Description of the task: Pull every line holding the string "this" from the records below.

==============================

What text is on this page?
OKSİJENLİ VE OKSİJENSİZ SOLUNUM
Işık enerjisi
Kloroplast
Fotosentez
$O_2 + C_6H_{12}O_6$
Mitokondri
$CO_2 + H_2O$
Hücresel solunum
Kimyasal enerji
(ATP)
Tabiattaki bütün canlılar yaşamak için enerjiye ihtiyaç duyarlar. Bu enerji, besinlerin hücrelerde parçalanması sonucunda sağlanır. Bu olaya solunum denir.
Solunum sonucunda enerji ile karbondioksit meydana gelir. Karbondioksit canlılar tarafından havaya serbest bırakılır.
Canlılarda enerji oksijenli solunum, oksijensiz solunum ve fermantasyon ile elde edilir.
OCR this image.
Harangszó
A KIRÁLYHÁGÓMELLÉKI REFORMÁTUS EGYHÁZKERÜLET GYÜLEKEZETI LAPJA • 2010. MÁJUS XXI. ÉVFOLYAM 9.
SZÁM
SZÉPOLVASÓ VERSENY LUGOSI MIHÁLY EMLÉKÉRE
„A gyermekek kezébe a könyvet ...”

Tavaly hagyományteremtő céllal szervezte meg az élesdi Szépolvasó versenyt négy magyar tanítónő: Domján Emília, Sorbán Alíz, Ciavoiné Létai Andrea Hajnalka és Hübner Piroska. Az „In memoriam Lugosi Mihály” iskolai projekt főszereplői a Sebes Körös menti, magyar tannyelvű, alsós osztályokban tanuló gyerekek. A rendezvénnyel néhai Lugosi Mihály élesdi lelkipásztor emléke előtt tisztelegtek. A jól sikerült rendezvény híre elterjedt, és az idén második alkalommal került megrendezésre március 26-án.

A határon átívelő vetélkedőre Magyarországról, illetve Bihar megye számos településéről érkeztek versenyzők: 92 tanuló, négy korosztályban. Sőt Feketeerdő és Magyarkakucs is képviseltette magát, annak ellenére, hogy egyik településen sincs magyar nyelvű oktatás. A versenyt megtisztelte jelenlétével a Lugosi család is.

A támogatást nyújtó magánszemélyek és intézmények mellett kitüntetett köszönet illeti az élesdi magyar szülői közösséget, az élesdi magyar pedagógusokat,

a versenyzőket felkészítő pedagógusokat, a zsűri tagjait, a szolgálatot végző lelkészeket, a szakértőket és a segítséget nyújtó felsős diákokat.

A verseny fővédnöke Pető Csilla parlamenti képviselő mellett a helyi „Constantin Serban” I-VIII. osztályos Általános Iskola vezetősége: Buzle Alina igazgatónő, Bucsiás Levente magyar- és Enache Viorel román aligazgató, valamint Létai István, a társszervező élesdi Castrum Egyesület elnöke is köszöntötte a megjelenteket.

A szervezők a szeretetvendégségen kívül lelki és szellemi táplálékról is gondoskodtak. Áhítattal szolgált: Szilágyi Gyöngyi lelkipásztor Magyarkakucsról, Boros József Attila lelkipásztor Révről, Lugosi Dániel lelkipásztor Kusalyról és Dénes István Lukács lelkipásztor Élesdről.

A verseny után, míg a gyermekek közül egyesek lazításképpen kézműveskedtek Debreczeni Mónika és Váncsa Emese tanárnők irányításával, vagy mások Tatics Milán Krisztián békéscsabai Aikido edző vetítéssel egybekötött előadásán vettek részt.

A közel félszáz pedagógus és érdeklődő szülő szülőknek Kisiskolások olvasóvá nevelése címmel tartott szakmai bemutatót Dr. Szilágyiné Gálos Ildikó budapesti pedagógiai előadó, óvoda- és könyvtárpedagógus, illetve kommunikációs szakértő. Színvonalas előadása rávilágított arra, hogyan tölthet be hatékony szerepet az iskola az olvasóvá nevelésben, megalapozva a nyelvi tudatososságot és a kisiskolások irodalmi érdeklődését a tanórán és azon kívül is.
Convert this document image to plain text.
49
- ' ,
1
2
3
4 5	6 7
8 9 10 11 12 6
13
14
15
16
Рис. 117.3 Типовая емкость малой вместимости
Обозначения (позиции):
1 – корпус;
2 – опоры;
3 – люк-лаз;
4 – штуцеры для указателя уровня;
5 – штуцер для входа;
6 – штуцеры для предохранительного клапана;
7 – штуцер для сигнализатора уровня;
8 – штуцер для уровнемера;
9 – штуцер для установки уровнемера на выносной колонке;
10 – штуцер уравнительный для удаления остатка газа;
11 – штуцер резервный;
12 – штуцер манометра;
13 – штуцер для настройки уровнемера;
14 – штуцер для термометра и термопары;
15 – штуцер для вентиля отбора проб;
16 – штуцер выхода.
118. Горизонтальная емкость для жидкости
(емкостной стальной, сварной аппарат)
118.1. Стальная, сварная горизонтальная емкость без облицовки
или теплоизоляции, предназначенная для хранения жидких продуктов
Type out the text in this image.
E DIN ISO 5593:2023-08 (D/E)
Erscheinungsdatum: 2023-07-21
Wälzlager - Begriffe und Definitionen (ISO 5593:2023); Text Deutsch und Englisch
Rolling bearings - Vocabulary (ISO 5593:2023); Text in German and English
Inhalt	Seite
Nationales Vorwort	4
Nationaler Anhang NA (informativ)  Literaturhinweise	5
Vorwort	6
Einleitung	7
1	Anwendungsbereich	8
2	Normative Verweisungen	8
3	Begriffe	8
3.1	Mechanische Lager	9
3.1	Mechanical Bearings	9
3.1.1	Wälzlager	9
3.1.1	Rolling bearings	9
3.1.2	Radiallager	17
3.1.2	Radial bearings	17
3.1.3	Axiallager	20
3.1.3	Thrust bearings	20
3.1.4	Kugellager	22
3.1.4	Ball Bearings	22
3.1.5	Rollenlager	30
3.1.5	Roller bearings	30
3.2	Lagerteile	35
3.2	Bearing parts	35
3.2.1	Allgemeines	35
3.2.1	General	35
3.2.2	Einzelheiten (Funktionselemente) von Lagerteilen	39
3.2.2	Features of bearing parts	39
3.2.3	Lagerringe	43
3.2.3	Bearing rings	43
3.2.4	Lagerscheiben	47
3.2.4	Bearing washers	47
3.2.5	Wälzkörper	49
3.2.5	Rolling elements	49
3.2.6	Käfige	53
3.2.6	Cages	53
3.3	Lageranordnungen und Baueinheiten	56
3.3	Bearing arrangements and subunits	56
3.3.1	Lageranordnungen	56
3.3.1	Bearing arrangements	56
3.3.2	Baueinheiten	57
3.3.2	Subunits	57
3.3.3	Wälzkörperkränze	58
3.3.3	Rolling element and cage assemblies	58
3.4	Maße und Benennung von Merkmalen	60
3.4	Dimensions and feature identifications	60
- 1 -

==============================

Completed exercise:
What text is on this page?
OCR this image.
Convert this document image to plain text.
Type out the text in this image.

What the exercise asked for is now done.